WHAT NEEDS TO BE DONE
Reproduce each line exactly.

══ RECORDED INFORMATION

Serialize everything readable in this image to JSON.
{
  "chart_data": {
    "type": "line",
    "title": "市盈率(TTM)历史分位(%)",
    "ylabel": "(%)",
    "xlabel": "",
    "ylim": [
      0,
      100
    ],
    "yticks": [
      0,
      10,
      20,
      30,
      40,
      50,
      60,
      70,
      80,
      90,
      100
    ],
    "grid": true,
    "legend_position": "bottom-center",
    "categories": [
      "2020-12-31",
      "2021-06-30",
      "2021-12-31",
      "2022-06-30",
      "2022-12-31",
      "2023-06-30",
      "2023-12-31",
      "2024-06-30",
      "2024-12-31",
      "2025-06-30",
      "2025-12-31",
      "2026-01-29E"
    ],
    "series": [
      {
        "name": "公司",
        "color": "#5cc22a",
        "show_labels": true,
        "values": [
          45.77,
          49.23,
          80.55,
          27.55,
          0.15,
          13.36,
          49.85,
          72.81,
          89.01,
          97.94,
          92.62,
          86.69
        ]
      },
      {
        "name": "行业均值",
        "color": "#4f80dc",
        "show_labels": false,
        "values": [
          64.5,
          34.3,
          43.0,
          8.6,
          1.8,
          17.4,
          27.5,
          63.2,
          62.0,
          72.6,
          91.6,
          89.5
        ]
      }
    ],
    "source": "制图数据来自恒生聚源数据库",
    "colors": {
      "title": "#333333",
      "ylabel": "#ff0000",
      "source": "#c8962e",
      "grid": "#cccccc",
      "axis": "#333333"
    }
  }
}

════

EXERCISE ANSWER
Serialize everything readable in this image to JSON.
{
  "chart_data": {
    "type": "line",
    "title": "市盈率(TTM)历史分位(%)",
    "ylabel": "(%)",
    "xlabel": "",
    "ylim": [
      0,
      100
    ],
    "yticks": [
      0,
      10,
      20,
      30,
      40,
      50,
      60,
      70,
      80,
      90,
      100
    ],
    "grid": true,
    "legend_position": "bottom-center",
    "categories": [
      "2020-12-31",
      "2021-06-30",
      "2021-12-31",
      "2022-06-30",
      "2022-12-31",
      "2023-06-30",
      "2023-12-31",
      "2024-06-30",
      "2024-12-31",
      "2025-06-30",
      "2025-12-31",
      "2026-01-29E"
    ],
    "series": [
      {
        "name": "公司",
        "color": "#5cc22a",
        "show_labels": true,
        "values": [
          45.77,
          49.23,
          80.55,
          27.55,
          0.15,
          13.36,
          49.85,
          72.81,
          89.01,
          97.94,
          92.62,
          86.69
        ]
      },
      {
        "name": "行业均值",
        "color": "#4f80dc",
        "show_labels": false,
        "values": [
          64.5,
          34.3,
          43.0,
          8.6,
          1.8,
          17.4,
          27.5,
          63.2,
          62.0,
          72.6,
          91.6,
          89.5
        ]
      }
    ],
    "source": "制图数据来自恒生聚源数据库",
    "colors": {
      "title": "#333333",
      "ylabel": "#ff0000",
      "source": "#c8962e",
      "grid": "#cccccc",
      "axis": "#333333"
    }
  }
}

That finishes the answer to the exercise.